§ YOUR GOAL: Select all lines with the string "frenos" in them, and copy those lines.

##########

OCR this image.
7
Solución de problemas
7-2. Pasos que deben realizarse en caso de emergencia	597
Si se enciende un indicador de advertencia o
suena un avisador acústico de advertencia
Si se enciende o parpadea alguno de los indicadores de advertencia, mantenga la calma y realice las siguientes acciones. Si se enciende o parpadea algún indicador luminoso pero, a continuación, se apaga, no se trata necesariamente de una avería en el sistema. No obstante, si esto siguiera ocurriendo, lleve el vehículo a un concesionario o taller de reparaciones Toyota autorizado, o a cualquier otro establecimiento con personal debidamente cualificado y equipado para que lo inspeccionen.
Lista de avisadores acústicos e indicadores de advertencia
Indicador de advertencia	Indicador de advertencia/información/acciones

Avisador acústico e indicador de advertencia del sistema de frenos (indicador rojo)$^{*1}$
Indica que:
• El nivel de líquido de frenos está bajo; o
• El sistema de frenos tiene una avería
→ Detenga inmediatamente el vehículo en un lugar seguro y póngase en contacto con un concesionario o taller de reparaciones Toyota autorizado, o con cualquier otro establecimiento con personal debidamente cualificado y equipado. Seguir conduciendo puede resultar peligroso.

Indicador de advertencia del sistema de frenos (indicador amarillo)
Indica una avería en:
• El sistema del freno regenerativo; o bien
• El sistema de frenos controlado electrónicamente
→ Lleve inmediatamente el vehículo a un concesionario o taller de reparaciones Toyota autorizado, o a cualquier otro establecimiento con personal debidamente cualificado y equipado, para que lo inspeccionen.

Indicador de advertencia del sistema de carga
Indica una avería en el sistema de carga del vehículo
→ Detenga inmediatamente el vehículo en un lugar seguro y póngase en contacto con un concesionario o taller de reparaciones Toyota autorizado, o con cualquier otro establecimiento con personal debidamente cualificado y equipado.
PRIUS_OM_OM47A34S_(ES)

##########

§ TASK SOLUTION:
Avisador acústico e indicador de advertencia del sistema de frenos (indicador rojo)$^{*1}$
• El nivel de líquido de frenos está bajo; o
• El sistema de frenos tiene una avería
Indicador de advertencia del sistema de frenos (indicador amarillo)
• El sistema de frenos controlado electrónicamente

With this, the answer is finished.